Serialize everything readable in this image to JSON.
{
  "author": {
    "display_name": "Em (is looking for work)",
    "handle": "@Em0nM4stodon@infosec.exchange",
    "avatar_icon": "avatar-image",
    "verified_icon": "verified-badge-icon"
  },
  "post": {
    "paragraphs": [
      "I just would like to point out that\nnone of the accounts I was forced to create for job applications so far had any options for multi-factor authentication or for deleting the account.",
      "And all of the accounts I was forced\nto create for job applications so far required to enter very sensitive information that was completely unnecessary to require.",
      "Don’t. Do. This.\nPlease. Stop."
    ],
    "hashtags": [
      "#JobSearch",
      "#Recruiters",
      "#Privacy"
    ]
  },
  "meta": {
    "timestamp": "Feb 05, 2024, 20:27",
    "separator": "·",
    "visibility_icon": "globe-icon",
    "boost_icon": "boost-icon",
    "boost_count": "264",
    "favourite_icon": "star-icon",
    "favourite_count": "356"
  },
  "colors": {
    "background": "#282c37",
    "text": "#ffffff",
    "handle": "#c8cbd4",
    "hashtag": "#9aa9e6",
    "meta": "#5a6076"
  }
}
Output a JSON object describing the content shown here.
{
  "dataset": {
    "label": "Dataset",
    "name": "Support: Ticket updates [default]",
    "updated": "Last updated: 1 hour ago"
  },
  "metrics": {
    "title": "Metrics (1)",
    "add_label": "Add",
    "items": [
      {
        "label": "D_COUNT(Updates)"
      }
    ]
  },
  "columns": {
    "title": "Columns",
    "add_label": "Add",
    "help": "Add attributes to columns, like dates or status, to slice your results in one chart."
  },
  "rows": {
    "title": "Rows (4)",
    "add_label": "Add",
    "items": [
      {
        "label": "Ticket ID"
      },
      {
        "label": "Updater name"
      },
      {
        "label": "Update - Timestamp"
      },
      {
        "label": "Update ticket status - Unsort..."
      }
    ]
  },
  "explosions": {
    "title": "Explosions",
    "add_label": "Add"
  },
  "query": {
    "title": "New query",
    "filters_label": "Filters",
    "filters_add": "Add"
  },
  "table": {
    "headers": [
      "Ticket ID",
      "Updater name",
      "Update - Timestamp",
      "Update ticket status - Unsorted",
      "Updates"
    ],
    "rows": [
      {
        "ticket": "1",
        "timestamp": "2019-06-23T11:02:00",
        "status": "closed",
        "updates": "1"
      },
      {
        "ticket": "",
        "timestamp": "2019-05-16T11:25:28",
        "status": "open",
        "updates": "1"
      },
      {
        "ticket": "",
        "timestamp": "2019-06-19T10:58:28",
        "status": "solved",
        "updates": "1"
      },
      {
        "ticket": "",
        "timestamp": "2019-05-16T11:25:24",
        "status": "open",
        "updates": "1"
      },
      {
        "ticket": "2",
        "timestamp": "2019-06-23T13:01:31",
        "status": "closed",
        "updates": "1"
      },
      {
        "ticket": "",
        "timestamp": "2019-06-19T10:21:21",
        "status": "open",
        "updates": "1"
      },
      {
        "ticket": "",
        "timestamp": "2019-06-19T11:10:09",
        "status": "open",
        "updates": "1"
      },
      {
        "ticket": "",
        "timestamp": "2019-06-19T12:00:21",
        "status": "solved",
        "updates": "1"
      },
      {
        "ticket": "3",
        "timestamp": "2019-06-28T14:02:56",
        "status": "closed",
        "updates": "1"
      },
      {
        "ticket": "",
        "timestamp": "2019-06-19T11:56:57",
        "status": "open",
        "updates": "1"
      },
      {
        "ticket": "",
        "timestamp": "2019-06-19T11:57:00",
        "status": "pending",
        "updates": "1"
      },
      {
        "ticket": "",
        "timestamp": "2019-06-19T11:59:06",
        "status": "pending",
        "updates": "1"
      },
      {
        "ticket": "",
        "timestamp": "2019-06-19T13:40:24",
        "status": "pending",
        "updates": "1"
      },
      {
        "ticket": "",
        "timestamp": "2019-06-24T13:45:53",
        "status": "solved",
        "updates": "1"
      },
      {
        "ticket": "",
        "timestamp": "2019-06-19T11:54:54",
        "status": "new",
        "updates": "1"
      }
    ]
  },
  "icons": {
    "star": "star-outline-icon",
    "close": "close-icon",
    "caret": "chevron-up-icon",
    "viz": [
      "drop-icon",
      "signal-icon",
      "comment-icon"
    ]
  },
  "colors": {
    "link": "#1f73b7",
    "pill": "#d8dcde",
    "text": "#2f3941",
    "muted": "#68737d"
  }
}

===============

In the entries above, find each line with the string "applications" and copy it.

● RESPONSE FOR THIS EXERCISE:
      "I just would like to point out that\nnone of the accounts I was forced to create for job applications so far had any options for multi-factor authentication or for deleting the account.",
      "And all of the accounts I was forced\nto create for job applications so far required to enter very sensitive information that was completely unnecessary to require.",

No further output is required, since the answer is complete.